- _Exercise details_
Word for word, transcribe the lines below and drop the pictures.

───── Listing ─────

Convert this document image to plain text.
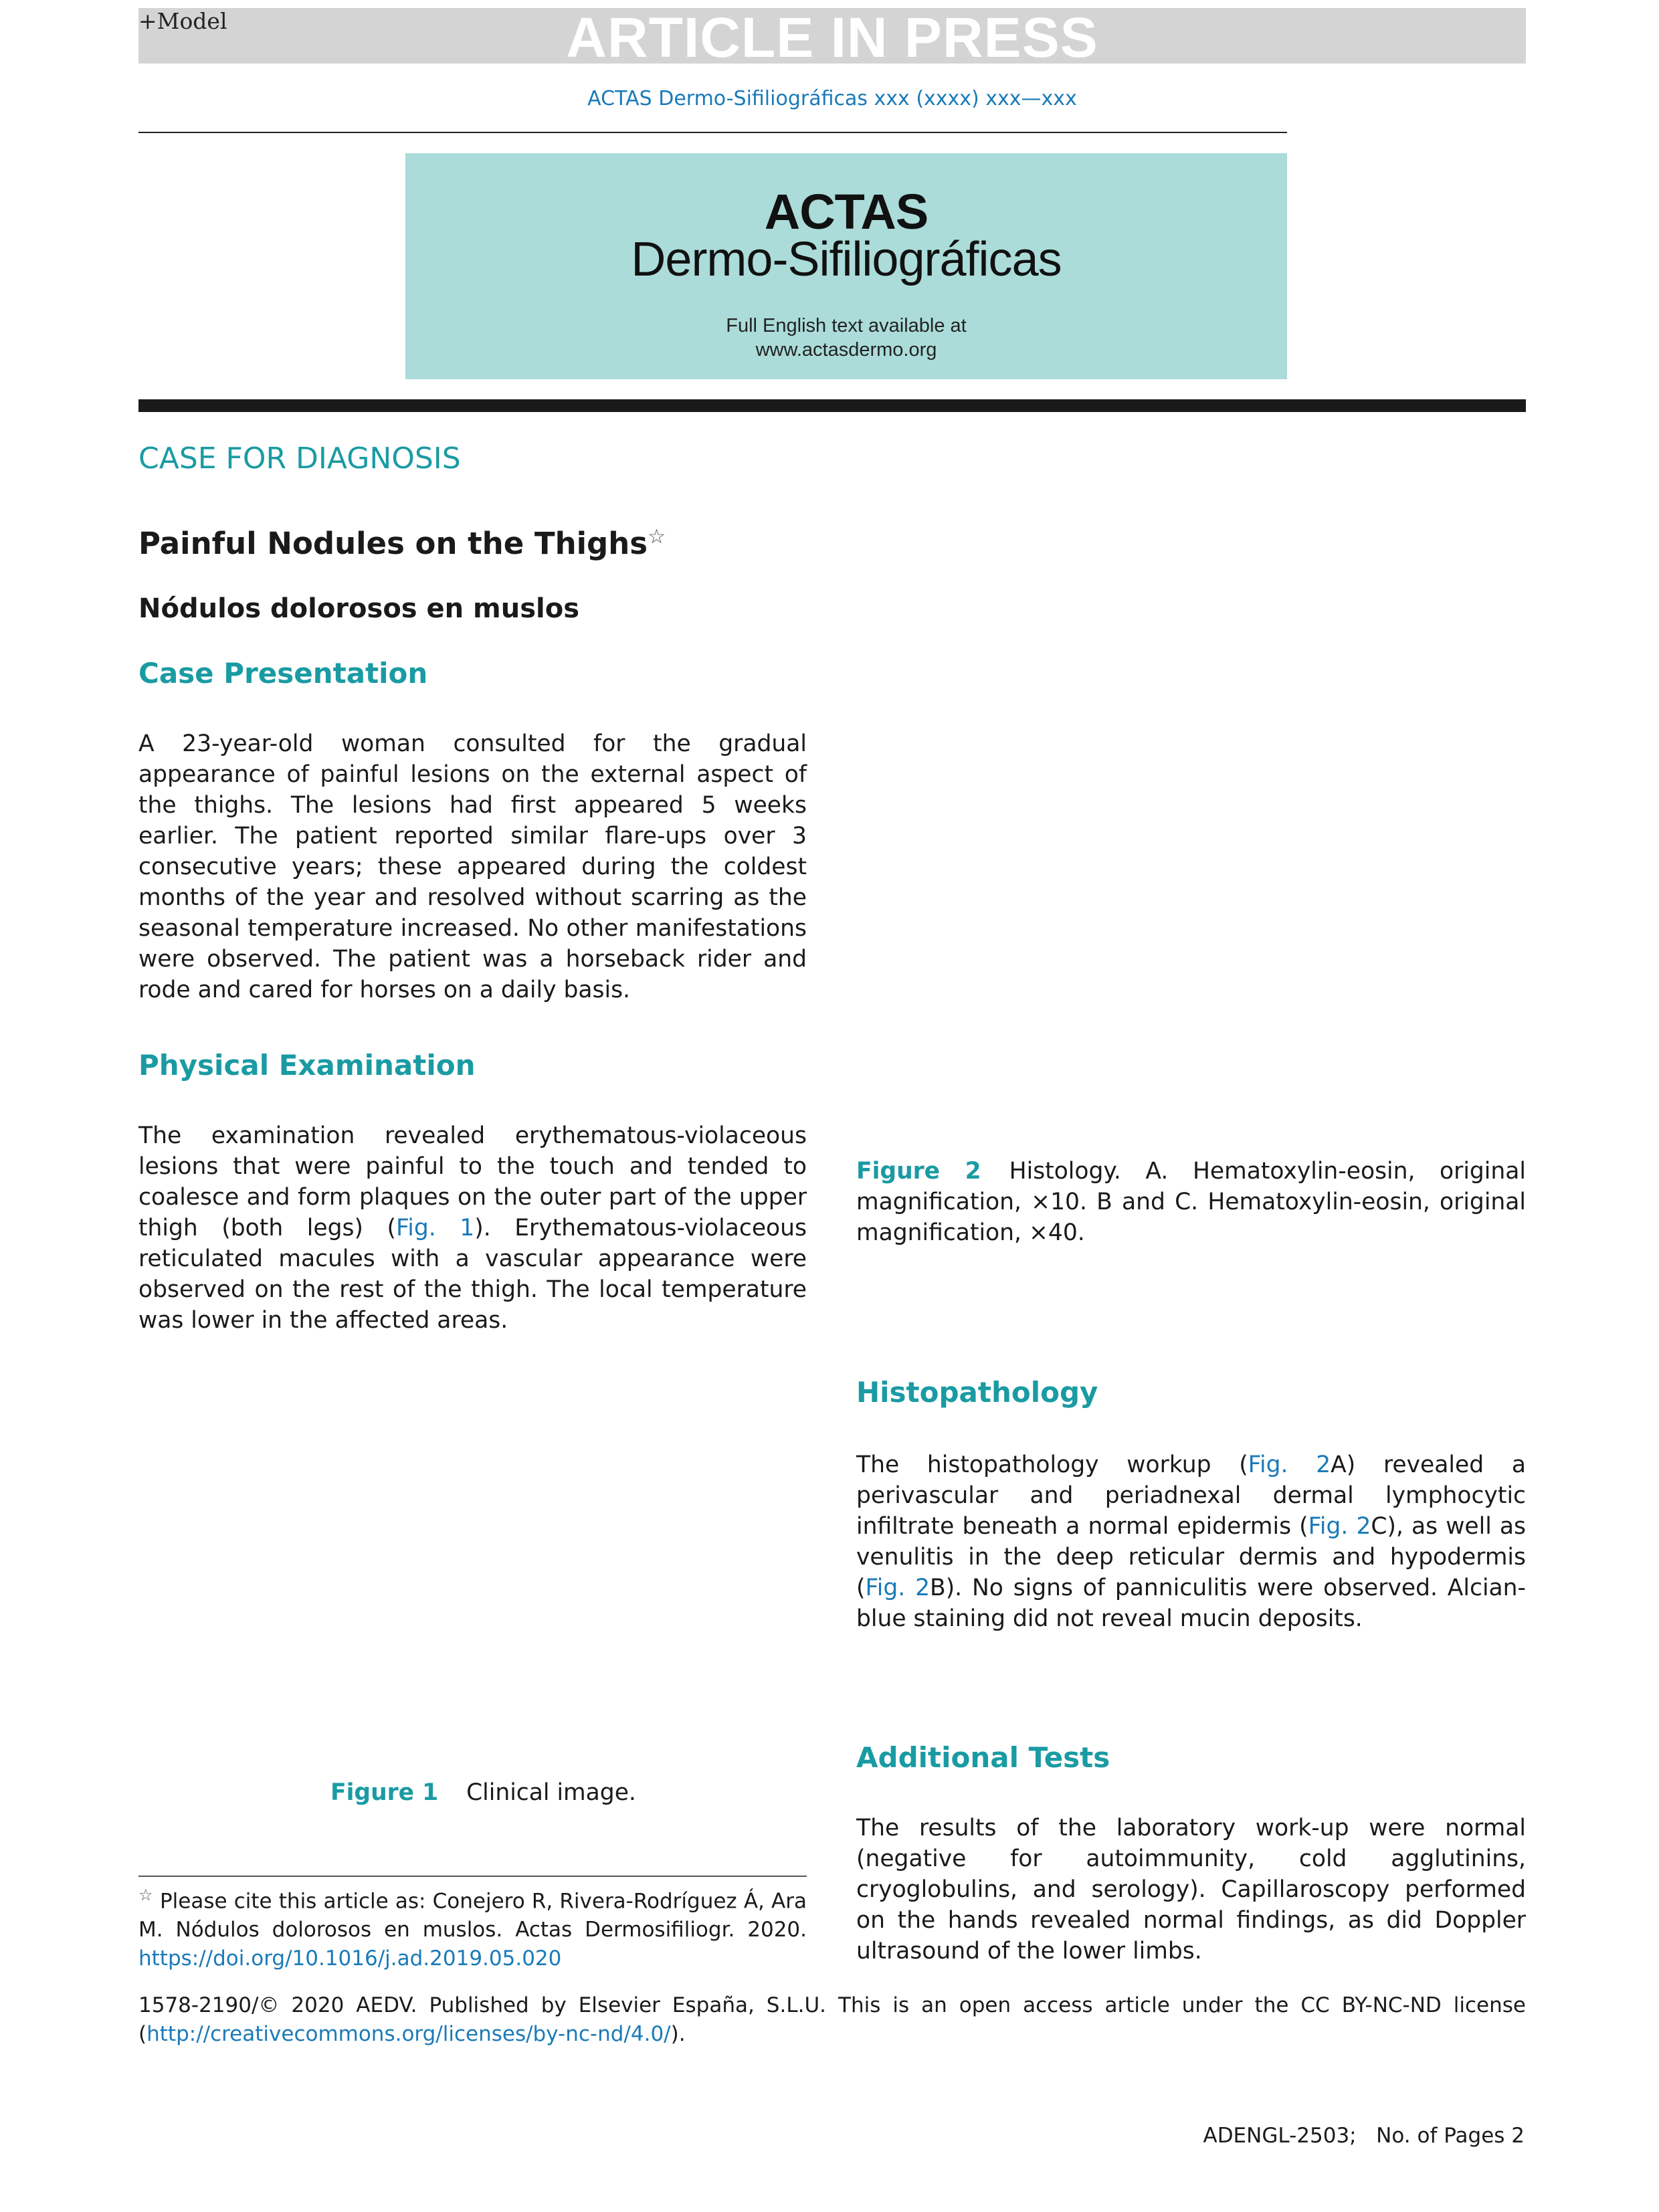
+Model	ARTICLE IN PRESS
ACTAS Dermo-Sifiliográficas xxx (xxxx) xxx—xxx
ACTAS
Dermo-Sifiliográficas
Full English text available at
www.actasdermo.org
CASE FOR DIAGNOSIS
Painful Nodules on the Thighs☆
Nódulos dolorosos en muslos
Case Presentation
A 23-year-old woman consulted for the gradual appearance of painful lesions on the external aspect of the thighs. The lesions had first appeared 5 weeks earlier. The patient reported similar flare-ups over 3 consecutive years; these appeared during the coldest months of the year and resolved without scarring as the seasonal temperature increased. No other manifestations were observed. The patient was a horseback rider and rode and cared for horses on a daily basis.
Physical Examination
The examination revealed erythematous-violaceous lesions that were painful to the touch and tended to coalesce and form plaques on the outer part of the upper thigh (both legs) (Fig. 1). Erythematous-violaceous reticulated macules with a vascular appearance were observed on the rest of the thigh. The local temperature was lower in the affected areas.
Figure 2 Histology. A. Hematoxylin-eosin, original magnification, ×10. B and C. Hematoxylin-eosin, original magnification, ×40.
Histopathology
The histopathology workup (Fig. 2A) revealed a perivascular and periadnexal dermal lymphocytic infiltrate beneath a normal epidermis (Fig. 2C), as well as venulitis in the deep reticular dermis and hypodermis (Fig. 2B). No signs of panniculitis were observed. Alcian-blue staining did not reveal mucin deposits.
Additional Tests
The results of the laboratory work-up were normal (negative for autoimmunity, cold agglutinins, cryoglobulins, and serology). Capillaroscopy performed on the hands revealed normal findings, as did Doppler ultrasound of the lower limbs.
Figure 1 Clinical image.
☆ Please cite this article as: Conejero R, Rivera-Rodríguez Á, Ara M. Nódulos dolorosos en muslos. Actas Dermosifiliogr. 2020. https://doi.org/10.1016/j.ad.2019.05.020
1578-2190/© 2020 AEDV. Published by Elsevier España, S.L.U. This is an open access article under the CC BY-NC-ND license (http://creativecommons.org/licenses/by-nc-nd/4.0/).
ADENGL-2503;   No. of Pages 2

─────

- _Solution to this task_
Convert this document image to plain text.
+Model	ARTICLE IN PRESS
ACTAS Dermo-Sifiliográficas xxx (xxxx) xxx—xxx
ACTAS
Dermo-Sifiliográficas
Full English text available at
www.actasdermo.org
CASE FOR DIAGNOSIS
Painful Nodules on the Thighs☆
Nódulos dolorosos en muslos
Case Presentation
A 23-year-old woman consulted for the gradual appearance of painful lesions on the external aspect of the thighs. The lesions had first appeared 5 weeks earlier. The patient reported similar flare-ups over 3 consecutive years; these appeared during the coldest months of the year and resolved without scarring as the seasonal temperature increased. No other manifestations were observed. The patient was a horseback rider and rode and cared for horses on a daily basis.
Physical Examination
The examination revealed erythematous-violaceous lesions that were painful to the touch and tended to coalesce and form plaques on the outer part of the upper thigh (both legs) (Fig. 1). Erythematous-violaceous reticulated macules with a vascular appearance were observed on the rest of the thigh. The local temperature was lower in the affected areas.
Figure 2 Histology. A. Hematoxylin-eosin, original magnification, ×10. B and C. Hematoxylin-eosin, original magnification, ×40.
Histopathology
The histopathology workup (Fig. 2A) revealed a perivascular and periadnexal dermal lymphocytic infiltrate beneath a normal epidermis (Fig. 2C), as well as venulitis in the deep reticular dermis and hypodermis (Fig. 2B). No signs of panniculitis were observed. Alcian-blue staining did not reveal mucin deposits.
Additional Tests
The results of the laboratory work-up were normal (negative for autoimmunity, cold agglutinins, cryoglobulins, and serology). Capillaroscopy performed on the hands revealed normal findings, as did Doppler ultrasound of the lower limbs.
Figure 1 Clinical image.
☆ Please cite this article as: Conejero R, Rivera-Rodríguez Á, Ara M. Nódulos dolorosos en muslos. Actas Dermosifiliogr. 2020. https://doi.org/10.1016/j.ad.2019.05.020
1578-2190/© 2020 AEDV. Published by Elsevier España, S.L.U. This is an open access article under the CC BY-NC-ND license (http://creativecommons.org/licenses/by-nc-nd/4.0/).
ADENGL-2503;   No. of Pages 2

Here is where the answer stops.